Exercise materials:
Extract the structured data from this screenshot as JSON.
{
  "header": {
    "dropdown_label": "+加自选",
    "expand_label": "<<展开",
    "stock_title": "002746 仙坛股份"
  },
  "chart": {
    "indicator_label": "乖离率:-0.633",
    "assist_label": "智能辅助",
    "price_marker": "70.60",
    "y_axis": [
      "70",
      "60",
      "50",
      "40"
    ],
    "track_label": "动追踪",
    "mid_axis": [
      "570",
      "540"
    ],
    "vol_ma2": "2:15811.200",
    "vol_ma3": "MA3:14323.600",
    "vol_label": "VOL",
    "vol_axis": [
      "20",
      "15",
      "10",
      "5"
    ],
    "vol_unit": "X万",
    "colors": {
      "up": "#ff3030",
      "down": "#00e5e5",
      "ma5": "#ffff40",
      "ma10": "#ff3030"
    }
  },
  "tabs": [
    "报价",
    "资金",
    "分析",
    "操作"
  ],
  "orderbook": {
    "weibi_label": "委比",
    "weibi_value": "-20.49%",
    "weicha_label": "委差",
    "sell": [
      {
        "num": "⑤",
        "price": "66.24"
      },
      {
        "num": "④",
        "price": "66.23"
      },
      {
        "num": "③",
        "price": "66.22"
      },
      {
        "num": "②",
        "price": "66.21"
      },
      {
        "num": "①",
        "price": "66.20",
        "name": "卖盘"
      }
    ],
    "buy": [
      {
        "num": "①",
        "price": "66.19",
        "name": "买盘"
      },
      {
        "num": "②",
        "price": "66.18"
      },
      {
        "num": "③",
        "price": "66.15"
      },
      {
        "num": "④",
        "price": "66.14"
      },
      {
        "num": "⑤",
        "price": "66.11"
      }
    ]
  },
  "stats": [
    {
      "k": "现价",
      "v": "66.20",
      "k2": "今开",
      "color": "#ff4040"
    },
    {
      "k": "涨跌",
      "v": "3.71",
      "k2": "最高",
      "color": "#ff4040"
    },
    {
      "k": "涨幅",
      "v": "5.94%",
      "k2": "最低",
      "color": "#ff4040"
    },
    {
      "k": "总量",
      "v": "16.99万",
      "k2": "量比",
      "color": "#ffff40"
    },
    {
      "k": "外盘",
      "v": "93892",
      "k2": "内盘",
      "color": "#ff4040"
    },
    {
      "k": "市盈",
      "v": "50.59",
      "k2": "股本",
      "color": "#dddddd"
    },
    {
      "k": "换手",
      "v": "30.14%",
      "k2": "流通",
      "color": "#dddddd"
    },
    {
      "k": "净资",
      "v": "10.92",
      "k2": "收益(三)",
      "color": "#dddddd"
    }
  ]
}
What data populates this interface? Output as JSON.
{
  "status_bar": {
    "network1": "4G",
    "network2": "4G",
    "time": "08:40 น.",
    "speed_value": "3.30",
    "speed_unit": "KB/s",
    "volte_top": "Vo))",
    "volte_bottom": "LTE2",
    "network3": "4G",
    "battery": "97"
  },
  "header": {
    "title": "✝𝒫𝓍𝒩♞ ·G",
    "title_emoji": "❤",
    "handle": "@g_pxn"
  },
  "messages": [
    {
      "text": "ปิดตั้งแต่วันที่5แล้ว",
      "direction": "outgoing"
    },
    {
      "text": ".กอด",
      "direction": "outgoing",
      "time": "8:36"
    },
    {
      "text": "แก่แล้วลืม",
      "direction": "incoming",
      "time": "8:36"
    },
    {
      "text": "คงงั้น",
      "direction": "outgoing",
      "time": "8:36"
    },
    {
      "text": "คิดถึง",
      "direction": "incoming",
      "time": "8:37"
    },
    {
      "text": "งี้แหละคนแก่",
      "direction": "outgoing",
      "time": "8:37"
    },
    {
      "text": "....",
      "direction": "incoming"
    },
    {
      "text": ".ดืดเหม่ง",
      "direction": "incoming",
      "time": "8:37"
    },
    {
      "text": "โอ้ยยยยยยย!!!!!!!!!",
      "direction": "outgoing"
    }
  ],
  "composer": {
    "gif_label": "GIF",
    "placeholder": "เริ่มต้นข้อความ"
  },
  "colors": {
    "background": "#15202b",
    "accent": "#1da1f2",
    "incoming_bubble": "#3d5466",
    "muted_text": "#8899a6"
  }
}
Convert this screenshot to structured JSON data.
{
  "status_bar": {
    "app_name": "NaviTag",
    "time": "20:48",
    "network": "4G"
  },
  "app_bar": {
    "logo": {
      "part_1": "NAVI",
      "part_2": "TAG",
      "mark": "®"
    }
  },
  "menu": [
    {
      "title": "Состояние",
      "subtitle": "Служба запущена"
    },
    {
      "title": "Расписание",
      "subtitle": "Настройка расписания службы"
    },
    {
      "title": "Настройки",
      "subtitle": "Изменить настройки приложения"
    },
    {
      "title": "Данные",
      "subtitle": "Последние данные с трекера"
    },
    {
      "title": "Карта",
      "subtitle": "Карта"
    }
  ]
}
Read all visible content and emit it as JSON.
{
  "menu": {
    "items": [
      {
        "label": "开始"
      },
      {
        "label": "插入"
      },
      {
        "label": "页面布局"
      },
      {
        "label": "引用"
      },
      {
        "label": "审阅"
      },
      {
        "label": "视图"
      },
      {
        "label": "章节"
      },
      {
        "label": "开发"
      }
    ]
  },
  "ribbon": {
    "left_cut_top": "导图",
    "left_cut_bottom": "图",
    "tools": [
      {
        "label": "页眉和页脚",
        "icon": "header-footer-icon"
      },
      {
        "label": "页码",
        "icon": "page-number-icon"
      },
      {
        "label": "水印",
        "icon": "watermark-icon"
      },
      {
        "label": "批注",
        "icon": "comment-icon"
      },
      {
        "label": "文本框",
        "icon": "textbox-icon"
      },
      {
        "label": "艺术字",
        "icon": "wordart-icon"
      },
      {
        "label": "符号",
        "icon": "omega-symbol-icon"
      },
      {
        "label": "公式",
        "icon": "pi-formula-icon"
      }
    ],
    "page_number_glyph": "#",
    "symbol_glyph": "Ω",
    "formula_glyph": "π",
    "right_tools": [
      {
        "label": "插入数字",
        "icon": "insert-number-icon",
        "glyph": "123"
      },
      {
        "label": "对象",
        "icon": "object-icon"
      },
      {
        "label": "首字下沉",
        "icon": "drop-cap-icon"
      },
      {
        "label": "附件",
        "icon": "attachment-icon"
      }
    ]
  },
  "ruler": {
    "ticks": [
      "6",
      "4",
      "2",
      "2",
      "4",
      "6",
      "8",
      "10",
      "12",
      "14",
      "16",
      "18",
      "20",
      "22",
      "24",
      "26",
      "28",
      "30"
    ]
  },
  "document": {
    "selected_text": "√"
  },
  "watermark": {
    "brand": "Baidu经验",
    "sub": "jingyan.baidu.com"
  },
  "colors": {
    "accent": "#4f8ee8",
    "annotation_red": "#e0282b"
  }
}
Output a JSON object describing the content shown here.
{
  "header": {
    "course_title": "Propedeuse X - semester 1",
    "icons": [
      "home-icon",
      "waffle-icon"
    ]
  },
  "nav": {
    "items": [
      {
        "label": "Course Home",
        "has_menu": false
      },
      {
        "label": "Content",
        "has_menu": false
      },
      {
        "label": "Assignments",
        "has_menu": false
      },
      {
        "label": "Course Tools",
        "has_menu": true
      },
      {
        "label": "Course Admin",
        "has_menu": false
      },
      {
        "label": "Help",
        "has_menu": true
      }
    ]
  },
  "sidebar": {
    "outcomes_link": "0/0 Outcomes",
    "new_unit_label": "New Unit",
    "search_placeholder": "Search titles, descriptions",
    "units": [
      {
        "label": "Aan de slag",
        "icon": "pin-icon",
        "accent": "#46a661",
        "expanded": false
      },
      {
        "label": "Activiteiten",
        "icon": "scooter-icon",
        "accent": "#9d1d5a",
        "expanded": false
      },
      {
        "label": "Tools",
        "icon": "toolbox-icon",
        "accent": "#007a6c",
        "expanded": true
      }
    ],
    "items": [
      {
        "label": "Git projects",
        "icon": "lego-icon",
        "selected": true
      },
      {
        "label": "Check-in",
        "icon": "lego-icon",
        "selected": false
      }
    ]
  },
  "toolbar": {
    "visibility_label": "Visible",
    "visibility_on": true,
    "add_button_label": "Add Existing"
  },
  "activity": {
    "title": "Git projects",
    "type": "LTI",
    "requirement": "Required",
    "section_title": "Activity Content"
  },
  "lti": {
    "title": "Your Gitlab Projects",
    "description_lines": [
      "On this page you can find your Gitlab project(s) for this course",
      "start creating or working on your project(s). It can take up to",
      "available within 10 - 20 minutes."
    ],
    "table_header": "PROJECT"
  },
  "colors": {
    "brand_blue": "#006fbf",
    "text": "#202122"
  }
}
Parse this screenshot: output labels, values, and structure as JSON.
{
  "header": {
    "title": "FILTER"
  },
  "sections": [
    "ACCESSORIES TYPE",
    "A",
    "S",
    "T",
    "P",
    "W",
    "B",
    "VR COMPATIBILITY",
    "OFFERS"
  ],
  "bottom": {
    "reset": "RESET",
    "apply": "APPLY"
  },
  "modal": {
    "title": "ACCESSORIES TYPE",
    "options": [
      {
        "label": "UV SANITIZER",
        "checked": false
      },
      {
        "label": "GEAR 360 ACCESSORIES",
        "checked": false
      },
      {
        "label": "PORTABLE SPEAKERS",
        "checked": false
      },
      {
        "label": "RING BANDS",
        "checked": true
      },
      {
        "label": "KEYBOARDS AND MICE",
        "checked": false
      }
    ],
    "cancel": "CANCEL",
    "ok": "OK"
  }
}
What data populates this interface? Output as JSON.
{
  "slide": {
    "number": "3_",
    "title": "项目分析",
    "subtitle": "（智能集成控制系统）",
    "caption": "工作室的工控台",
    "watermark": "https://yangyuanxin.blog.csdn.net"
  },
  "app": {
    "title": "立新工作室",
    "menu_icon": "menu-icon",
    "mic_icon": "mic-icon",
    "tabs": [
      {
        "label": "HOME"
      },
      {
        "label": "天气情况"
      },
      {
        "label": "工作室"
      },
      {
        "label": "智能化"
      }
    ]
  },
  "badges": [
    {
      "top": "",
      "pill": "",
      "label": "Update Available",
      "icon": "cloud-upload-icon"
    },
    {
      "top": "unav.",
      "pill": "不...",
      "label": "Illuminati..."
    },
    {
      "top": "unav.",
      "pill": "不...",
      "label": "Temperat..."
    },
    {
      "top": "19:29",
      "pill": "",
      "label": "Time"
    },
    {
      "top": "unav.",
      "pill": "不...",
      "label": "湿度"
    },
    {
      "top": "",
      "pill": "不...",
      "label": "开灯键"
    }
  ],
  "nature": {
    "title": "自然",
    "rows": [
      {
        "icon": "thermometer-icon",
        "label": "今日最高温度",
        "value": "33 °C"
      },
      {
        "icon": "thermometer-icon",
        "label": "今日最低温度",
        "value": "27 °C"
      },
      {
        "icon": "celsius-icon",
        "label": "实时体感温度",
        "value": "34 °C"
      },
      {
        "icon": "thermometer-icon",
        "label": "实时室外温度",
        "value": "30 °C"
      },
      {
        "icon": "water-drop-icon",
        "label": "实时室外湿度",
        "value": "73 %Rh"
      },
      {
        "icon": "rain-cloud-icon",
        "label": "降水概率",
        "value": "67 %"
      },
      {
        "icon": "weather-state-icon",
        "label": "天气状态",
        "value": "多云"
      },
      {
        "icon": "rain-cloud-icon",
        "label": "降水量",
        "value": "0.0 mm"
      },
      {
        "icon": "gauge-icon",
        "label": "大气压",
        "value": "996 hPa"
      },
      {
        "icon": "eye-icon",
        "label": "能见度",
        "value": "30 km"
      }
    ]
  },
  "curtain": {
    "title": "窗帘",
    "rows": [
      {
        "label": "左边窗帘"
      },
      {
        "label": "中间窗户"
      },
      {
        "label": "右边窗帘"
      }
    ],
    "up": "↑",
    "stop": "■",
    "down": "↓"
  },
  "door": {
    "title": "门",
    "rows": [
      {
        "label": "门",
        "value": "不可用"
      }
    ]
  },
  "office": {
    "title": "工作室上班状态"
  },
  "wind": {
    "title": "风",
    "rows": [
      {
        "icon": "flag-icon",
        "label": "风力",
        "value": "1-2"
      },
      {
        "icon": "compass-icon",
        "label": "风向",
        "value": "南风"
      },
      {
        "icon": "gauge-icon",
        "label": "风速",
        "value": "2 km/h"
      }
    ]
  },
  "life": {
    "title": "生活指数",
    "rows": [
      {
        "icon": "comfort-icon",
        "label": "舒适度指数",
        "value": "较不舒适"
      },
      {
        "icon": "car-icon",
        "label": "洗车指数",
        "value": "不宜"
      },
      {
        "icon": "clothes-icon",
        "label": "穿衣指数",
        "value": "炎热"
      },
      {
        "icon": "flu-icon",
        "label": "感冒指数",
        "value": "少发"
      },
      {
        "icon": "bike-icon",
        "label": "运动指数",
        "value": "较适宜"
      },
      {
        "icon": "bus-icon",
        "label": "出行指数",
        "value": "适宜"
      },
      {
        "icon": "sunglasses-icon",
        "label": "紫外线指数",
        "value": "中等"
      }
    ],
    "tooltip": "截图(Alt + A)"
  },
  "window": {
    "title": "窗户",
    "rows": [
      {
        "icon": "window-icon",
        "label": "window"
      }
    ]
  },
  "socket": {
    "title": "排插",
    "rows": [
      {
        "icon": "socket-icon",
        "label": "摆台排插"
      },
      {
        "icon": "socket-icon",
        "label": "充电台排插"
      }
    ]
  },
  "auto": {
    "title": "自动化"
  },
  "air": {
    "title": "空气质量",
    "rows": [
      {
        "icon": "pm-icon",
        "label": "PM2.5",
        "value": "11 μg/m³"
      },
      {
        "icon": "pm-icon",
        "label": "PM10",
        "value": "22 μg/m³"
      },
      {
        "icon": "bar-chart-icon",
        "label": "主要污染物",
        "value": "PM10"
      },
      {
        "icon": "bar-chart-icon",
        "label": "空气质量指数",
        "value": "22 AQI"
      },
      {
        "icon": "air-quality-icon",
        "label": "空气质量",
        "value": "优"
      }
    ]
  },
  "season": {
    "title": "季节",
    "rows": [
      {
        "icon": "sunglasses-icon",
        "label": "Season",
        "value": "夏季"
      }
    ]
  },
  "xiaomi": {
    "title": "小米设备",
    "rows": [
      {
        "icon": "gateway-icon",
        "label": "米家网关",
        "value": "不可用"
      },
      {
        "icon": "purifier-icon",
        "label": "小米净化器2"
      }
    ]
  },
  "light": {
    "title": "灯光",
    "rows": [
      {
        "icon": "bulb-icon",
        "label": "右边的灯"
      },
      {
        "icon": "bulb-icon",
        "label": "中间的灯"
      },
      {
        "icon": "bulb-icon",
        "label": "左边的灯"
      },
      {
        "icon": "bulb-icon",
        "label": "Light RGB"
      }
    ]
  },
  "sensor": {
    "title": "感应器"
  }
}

Task requirements: Copy all lines from the listing that contain "accent".

Written response:
    "accent": "#1da1f2",
    "accent": "#4f8ee8",
        "accent": "#46a661",
        "accent": "#9d1d5a",
        "accent": "#007a6c",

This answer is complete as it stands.